- AVAILABLE DATA -

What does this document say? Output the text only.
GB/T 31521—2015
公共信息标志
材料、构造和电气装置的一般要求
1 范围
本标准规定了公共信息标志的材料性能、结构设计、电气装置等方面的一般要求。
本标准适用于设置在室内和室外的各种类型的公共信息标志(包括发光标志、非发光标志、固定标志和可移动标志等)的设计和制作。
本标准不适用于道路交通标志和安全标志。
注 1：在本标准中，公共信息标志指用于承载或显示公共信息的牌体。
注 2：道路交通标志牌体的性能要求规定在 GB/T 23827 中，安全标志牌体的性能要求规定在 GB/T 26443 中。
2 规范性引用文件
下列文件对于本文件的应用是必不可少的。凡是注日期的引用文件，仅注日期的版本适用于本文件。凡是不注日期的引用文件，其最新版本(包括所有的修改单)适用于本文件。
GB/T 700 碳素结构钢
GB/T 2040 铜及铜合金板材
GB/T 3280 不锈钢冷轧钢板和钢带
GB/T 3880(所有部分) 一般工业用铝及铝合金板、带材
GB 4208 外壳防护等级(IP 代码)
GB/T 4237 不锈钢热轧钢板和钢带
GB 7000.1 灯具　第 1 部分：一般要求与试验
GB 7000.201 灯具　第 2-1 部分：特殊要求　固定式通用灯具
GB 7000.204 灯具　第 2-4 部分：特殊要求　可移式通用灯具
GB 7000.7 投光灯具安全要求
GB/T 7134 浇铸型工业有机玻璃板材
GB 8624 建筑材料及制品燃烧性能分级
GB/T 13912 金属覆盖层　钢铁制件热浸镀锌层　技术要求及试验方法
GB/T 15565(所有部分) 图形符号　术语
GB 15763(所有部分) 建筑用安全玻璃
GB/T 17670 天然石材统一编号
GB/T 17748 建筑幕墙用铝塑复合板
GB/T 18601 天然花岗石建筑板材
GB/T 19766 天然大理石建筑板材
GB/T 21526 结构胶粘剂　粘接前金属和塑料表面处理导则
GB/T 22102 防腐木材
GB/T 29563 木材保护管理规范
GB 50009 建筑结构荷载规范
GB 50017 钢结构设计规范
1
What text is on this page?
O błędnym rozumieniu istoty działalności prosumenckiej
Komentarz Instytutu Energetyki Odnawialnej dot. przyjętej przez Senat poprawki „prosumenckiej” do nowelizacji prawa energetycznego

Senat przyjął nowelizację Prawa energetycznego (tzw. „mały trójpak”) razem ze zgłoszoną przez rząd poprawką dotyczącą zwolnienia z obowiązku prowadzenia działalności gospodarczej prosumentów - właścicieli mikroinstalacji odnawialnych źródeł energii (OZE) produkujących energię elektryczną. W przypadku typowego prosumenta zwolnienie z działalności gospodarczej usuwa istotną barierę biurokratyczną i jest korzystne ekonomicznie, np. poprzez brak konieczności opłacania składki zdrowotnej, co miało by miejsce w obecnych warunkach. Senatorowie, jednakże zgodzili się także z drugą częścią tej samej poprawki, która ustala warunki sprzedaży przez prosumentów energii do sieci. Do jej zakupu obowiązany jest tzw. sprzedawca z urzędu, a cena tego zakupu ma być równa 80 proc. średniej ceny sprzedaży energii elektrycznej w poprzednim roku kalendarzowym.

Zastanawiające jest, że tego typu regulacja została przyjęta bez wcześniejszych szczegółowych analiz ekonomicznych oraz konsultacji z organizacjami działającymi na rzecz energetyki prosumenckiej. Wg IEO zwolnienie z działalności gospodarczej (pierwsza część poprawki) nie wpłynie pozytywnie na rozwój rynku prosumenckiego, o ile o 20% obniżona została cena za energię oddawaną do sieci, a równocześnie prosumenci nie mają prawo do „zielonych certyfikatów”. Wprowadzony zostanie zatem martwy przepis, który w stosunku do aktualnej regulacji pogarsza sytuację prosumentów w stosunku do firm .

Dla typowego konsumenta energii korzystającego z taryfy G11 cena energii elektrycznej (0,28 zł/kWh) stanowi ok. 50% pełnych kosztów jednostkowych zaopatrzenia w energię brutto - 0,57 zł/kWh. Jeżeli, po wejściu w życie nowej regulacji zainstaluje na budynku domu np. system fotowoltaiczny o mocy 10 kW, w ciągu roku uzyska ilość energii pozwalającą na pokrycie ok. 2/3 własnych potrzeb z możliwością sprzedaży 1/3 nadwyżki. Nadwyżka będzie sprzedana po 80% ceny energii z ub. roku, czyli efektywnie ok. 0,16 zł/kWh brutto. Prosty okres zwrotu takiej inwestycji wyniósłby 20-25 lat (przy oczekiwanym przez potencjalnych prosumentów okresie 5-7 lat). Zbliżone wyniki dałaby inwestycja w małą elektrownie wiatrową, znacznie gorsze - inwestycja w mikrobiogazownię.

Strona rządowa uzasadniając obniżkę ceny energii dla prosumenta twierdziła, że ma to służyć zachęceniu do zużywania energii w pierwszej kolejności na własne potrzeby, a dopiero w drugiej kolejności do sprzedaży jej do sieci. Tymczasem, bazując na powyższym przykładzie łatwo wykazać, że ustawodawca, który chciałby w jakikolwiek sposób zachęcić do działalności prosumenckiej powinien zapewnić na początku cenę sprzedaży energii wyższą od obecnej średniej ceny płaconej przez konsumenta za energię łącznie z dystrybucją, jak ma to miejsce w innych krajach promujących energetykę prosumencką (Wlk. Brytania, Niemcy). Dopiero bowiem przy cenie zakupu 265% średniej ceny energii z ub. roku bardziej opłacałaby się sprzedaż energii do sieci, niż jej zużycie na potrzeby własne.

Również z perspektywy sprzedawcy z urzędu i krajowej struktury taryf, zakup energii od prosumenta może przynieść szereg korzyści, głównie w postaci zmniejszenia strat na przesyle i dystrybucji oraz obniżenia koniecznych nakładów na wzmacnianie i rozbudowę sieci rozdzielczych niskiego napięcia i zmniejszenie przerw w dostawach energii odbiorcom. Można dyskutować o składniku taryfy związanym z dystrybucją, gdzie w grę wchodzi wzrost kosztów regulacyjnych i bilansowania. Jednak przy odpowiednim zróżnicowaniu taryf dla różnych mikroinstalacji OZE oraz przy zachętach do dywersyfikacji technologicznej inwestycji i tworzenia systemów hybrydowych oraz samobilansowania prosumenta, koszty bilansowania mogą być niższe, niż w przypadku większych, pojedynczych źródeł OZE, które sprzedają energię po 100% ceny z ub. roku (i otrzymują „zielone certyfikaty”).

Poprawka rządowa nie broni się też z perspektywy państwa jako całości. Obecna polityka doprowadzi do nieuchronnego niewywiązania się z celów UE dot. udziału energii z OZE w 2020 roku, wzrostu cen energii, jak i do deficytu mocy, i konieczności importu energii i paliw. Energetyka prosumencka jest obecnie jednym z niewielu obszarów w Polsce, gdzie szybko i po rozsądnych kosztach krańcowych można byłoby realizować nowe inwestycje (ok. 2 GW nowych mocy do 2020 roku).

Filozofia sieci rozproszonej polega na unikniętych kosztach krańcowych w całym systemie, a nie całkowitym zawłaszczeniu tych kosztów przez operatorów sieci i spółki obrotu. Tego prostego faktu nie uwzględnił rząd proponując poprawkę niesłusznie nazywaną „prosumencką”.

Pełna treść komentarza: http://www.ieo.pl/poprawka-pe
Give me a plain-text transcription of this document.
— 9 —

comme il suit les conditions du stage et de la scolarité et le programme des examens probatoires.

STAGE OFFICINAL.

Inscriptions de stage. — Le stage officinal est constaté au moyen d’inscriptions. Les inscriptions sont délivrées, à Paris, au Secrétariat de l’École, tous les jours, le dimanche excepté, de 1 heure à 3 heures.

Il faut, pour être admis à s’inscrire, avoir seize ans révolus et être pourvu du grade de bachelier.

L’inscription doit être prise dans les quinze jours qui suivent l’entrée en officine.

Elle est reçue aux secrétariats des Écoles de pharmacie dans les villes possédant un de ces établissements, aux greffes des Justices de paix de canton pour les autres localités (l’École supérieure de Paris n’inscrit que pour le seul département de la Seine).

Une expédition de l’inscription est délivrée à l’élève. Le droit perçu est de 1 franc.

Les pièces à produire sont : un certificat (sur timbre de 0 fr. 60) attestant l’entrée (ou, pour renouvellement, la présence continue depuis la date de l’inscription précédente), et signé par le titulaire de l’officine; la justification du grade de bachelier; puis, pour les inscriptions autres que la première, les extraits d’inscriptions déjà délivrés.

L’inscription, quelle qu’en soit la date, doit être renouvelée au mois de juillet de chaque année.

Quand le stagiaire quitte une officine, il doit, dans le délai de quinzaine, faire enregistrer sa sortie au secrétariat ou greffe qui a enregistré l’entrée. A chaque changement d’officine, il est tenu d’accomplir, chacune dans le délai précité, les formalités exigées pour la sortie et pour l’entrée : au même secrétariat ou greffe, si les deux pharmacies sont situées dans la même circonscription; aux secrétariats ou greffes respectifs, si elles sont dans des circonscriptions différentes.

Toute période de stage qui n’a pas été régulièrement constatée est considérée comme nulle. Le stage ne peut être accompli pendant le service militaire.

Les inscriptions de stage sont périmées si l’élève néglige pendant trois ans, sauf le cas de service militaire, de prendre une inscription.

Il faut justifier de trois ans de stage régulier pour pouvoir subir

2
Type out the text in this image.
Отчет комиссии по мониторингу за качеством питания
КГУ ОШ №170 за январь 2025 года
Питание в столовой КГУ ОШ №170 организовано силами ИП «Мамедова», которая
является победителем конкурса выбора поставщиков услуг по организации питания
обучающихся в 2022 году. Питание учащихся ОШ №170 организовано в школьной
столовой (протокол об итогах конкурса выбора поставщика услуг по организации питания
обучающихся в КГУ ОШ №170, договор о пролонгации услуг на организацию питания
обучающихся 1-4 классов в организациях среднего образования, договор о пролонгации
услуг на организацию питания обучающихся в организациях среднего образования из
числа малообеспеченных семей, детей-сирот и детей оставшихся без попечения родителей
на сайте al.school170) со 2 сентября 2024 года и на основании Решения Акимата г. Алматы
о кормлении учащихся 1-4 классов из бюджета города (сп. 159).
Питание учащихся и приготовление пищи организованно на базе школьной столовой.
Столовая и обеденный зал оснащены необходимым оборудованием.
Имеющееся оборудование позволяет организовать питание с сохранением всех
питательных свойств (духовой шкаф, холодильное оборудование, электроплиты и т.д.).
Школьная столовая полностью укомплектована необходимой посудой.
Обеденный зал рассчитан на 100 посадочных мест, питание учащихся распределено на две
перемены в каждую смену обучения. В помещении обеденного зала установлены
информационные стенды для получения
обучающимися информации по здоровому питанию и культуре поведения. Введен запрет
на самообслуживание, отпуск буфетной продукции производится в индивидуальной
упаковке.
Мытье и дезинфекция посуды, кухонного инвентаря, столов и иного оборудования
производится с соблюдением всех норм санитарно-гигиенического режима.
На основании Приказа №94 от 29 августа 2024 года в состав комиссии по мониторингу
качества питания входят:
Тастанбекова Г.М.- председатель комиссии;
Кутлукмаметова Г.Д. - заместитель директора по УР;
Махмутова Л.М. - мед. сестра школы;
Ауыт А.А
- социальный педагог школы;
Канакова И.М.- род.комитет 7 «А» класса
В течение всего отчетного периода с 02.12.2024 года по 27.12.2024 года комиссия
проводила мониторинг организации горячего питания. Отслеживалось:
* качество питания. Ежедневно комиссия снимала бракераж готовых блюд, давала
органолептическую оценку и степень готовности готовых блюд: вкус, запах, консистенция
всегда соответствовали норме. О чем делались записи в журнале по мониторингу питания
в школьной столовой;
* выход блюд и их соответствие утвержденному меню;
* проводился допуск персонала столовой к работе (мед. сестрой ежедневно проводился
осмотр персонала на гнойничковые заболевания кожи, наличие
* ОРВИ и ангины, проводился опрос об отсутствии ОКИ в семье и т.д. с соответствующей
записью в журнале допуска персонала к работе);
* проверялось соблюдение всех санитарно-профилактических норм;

- WORK TO BE COMPLETED -
Every line that holds the string "faut" should be returned.

- EXERCISE SOLUTION -
Il faut, pour être admis à s’inscrire, avoir seize ans révolus et être pourvu du grade de bachelier.
Il faut justifier de trois ans de stage régulier pour pouvoir subir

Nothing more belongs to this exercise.